Work to do: Would you write out the entries below, every one of them, exactly?
========
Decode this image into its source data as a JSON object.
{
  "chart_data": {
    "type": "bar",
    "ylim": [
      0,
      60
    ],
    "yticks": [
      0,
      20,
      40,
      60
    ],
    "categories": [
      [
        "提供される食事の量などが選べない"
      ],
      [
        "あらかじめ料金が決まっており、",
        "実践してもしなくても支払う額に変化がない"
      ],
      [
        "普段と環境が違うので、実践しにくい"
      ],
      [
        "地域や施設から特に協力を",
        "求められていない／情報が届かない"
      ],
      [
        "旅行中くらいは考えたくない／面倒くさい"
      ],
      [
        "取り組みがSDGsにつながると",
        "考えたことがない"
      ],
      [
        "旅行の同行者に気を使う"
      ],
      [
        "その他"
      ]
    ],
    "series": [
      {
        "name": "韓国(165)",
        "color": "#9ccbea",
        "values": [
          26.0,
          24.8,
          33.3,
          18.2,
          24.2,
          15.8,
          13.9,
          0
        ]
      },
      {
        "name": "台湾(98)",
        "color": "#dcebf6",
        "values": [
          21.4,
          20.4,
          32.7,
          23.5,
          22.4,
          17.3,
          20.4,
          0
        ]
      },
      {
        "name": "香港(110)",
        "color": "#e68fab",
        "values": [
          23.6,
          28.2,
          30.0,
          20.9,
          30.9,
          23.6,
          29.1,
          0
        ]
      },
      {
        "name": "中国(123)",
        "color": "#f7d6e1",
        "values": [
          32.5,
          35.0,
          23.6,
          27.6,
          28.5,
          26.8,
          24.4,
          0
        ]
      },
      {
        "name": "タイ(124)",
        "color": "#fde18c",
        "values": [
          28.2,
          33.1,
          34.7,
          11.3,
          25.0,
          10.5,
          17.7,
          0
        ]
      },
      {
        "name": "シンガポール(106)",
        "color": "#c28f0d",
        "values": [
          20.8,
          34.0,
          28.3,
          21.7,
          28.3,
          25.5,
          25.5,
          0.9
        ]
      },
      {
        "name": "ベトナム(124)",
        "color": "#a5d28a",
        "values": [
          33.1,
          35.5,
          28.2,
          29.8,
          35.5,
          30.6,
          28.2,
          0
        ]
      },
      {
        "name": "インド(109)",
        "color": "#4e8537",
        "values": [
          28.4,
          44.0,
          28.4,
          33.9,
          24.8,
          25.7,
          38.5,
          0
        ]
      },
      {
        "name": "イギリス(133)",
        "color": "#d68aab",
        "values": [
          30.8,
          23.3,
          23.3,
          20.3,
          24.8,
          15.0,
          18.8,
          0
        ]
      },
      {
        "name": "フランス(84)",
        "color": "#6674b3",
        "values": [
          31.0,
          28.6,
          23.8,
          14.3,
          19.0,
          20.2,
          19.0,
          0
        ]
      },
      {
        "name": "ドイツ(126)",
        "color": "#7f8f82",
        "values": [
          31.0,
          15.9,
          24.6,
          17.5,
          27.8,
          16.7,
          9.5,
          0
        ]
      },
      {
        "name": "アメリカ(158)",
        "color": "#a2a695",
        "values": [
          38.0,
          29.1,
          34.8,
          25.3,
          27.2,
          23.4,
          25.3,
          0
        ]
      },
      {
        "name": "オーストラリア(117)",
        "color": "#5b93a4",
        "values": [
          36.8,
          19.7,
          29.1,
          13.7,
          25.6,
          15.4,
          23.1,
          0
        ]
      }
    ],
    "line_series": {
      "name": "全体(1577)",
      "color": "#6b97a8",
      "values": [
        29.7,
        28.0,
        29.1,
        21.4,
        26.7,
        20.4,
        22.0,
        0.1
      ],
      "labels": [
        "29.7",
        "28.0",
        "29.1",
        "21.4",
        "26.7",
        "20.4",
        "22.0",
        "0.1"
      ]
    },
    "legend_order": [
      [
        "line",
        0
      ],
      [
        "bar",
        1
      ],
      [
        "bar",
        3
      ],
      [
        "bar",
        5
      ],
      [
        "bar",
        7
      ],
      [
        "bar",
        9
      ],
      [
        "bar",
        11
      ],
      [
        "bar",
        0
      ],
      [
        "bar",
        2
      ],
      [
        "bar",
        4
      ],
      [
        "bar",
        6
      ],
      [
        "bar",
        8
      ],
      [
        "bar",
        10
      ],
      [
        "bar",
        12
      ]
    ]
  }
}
========
Answer in full:
Decode this image into its source data as a JSON object.
{
  "chart_data": {
    "type": "bar",
    "ylim": [
      0,
      60
    ],
    "yticks": [
      0,
      20,
      40,
      60
    ],
    "categories": [
      [
        "提供される食事の量などが選べない"
      ],
      [
        "あらかじめ料金が決まっており、",
        "実践してもしなくても支払う額に変化がない"
      ],
      [
        "普段と環境が違うので、実践しにくい"
      ],
      [
        "地域や施設から特に協力を",
        "求められていない／情報が届かない"
      ],
      [
        "旅行中くらいは考えたくない／面倒くさい"
      ],
      [
        "取り組みがSDGsにつながると",
        "考えたことがない"
      ],
      [
        "旅行の同行者に気を使う"
      ],
      [
        "その他"
      ]
    ],
    "series": [
      {
        "name": "韓国(165)",
        "color": "#9ccbea",
        "values": [
          26.0,
          24.8,
          33.3,
          18.2,
          24.2,
          15.8,
          13.9,
          0
        ]
      },
      {
        "name": "台湾(98)",
        "color": "#dcebf6",
        "values": [
          21.4,
          20.4,
          32.7,
          23.5,
          22.4,
          17.3,
          20.4,
          0
        ]
      },
      {
        "name": "香港(110)",
        "color": "#e68fab",
        "values": [
          23.6,
          28.2,
          30.0,
          20.9,
          30.9,
          23.6,
          29.1,
          0
        ]
      },
      {
        "name": "中国(123)",
        "color": "#f7d6e1",
        "values": [
          32.5,
          35.0,
          23.6,
          27.6,
          28.5,
          26.8,
          24.4,
          0
        ]
      },
      {
        "name": "タイ(124)",
        "color": "#fde18c",
        "values": [
          28.2,
          33.1,
          34.7,
          11.3,
          25.0,
          10.5,
          17.7,
          0
        ]
      },
      {
        "name": "シンガポール(106)",
        "color": "#c28f0d",
        "values": [
          20.8,
          34.0,
          28.3,
          21.7,
          28.3,
          25.5,
          25.5,
          0.9
        ]
      },
      {
        "name": "ベトナム(124)",
        "color": "#a5d28a",
        "values": [
          33.1,
          35.5,
          28.2,
          29.8,
          35.5,
          30.6,
          28.2,
          0
        ]
      },
      {
        "name": "インド(109)",
        "color": "#4e8537",
        "values": [
          28.4,
          44.0,
          28.4,
          33.9,
          24.8,
          25.7,
          38.5,
          0
        ]
      },
      {
        "name": "イギリス(133)",
        "color": "#d68aab",
        "values": [
          30.8,
          23.3,
          23.3,
          20.3,
          24.8,
          15.0,
          18.8,
          0
        ]
      },
      {
        "name": "フランス(84)",
        "color": "#6674b3",
        "values": [
          31.0,
          28.6,
          23.8,
          14.3,
          19.0,
          20.2,
          19.0,
          0
        ]
      },
      {
        "name": "ドイツ(126)",
        "color": "#7f8f82",
        "values": [
          31.0,
          15.9,
          24.6,
          17.5,
          27.8,
          16.7,
          9.5,
          0
        ]
      },
      {
        "name": "アメリカ(158)",
        "color": "#a2a695",
        "values": [
          38.0,
          29.1,
          34.8,
          25.3,
          27.2,
          23.4,
          25.3,
          0
        ]
      },
      {
        "name": "オーストラリア(117)",
        "color": "#5b93a4",
        "values": [
          36.8,
          19.7,
          29.1,
          13.7,
          25.6,
          15.4,
          23.1,
          0
        ]
      }
    ],
    "line_series": {
      "name": "全体(1577)",
      "color": "#6b97a8",
      "values": [
        29.7,
        28.0,
        29.1,
        21.4,
        26.7,
        20.4,
        22.0,
        0.1
      ],
      "labels": [
        "29.7",
        "28.0",
        "29.1",
        "21.4",
        "26.7",
        "20.4",
        "22.0",
        "0.1"
      ]
    },
    "legend_order": [
      [
        "line",
        0
      ],
      [
        "bar",
        1
      ],
      [
        "bar",
        3
      ],
      [
        "bar",
        5
      ],
      [
        "bar",
        7
      ],
      [
        "bar",
        9
      ],
      [
        "bar",
        11
      ],
      [
        "bar",
        0
      ],
      [
        "bar",
        2
      ],
      [
        "bar",
        4
      ],
      [
        "bar",
        6
      ],
      [
        "bar",
        8
      ],
      [
        "bar",
        10
      ],
      [
        "bar",
        12
      ]
    ]
  }
}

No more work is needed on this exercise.